WHAT THE TASK REQUIRES >>
Scan the records for the string "intercept"; copy each line where it occurs.
— START —
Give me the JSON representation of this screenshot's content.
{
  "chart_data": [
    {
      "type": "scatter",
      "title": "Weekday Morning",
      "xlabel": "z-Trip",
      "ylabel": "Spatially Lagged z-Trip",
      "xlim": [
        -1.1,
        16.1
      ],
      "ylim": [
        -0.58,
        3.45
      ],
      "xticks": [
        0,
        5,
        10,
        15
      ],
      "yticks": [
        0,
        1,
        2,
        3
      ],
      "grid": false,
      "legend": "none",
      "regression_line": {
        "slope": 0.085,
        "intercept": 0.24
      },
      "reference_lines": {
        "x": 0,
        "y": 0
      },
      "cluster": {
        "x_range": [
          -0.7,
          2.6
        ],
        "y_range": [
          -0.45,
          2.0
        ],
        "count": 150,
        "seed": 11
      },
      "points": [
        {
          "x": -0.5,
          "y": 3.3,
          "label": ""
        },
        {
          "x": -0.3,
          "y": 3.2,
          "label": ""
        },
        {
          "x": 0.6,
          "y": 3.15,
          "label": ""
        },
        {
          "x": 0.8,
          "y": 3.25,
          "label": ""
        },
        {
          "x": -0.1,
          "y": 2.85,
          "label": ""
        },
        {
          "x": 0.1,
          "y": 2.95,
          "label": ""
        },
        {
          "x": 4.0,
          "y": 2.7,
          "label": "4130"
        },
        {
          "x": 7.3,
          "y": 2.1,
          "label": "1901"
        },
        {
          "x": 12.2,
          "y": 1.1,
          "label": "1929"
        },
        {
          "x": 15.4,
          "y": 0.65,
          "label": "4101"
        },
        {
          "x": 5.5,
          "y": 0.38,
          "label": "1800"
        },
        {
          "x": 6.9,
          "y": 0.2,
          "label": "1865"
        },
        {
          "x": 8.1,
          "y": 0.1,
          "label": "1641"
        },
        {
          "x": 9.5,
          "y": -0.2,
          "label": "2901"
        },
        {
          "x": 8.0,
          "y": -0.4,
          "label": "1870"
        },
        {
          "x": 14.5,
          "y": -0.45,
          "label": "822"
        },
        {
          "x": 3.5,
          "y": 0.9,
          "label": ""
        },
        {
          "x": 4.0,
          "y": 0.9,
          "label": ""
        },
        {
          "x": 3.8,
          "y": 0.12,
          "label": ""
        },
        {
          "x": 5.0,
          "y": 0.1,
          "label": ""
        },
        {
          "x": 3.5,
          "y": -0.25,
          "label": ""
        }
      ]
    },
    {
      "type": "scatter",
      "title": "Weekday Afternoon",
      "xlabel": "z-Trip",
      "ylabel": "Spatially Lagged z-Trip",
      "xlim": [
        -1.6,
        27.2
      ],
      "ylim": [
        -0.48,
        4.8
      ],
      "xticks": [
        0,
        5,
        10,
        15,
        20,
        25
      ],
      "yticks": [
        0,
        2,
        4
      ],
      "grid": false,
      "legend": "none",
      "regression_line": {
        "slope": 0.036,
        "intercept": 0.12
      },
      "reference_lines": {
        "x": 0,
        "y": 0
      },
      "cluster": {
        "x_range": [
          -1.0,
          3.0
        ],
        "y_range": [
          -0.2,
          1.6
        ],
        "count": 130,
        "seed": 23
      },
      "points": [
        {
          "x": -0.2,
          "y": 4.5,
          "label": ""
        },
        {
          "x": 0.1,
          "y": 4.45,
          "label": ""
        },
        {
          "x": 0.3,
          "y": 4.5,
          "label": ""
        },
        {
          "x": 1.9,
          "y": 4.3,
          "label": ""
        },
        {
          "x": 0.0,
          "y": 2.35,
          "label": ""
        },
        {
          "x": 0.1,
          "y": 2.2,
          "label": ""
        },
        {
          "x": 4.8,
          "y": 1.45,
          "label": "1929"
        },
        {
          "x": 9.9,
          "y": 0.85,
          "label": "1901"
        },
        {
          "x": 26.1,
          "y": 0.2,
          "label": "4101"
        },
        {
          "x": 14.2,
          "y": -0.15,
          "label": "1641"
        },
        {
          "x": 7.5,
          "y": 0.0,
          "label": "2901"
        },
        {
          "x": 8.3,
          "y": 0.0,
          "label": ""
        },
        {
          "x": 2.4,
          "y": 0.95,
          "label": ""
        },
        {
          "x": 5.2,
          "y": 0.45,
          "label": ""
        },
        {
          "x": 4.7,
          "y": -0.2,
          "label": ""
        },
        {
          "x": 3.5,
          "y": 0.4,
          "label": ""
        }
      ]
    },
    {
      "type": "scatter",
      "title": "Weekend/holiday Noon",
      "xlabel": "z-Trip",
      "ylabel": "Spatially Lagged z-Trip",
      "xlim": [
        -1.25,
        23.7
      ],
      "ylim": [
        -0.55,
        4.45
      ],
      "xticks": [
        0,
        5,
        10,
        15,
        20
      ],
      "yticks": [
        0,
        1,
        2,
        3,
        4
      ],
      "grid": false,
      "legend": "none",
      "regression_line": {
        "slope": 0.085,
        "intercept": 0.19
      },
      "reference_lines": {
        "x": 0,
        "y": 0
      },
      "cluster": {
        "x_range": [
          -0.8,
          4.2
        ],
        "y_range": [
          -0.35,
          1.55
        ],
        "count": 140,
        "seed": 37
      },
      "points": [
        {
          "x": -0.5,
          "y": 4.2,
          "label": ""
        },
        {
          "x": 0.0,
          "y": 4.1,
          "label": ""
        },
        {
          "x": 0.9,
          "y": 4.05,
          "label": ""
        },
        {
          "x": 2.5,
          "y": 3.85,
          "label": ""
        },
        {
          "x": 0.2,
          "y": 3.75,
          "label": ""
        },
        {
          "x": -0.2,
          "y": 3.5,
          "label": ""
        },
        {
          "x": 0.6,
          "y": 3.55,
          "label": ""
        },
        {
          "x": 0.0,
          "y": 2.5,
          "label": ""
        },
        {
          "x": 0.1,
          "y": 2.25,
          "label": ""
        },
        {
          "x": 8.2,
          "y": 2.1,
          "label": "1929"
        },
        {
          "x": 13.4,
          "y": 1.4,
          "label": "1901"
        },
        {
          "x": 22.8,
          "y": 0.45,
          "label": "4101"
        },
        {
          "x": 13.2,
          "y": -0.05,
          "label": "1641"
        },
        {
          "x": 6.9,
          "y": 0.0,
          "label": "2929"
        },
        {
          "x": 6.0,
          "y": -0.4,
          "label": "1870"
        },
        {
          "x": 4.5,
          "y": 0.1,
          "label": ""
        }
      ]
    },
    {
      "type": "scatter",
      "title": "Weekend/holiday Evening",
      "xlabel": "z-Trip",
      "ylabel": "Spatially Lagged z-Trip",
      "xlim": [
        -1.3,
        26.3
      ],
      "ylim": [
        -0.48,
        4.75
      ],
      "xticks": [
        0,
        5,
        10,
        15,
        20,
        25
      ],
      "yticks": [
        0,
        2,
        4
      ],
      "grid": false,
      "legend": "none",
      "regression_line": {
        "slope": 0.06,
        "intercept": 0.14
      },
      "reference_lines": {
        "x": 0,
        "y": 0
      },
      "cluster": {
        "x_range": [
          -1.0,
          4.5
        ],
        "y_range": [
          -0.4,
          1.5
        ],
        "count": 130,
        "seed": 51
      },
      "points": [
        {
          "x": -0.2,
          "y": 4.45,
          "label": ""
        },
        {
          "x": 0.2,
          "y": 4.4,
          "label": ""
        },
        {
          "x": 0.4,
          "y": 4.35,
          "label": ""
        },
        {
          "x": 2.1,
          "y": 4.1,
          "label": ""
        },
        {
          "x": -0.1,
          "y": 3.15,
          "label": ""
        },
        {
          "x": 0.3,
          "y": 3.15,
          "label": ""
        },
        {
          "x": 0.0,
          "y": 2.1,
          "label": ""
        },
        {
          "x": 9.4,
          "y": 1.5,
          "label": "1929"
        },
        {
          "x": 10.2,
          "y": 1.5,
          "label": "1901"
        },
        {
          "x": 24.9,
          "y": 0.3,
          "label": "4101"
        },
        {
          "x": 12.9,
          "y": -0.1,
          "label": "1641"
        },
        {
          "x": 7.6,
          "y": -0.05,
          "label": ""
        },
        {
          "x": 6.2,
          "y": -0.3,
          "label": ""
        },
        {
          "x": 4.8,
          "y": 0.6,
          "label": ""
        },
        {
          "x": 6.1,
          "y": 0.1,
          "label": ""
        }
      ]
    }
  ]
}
— END —
WRITTEN REPLY >>
        "intercept": 0.24
        "intercept": 0.12
        "intercept": 0.19
        "intercept": 0.14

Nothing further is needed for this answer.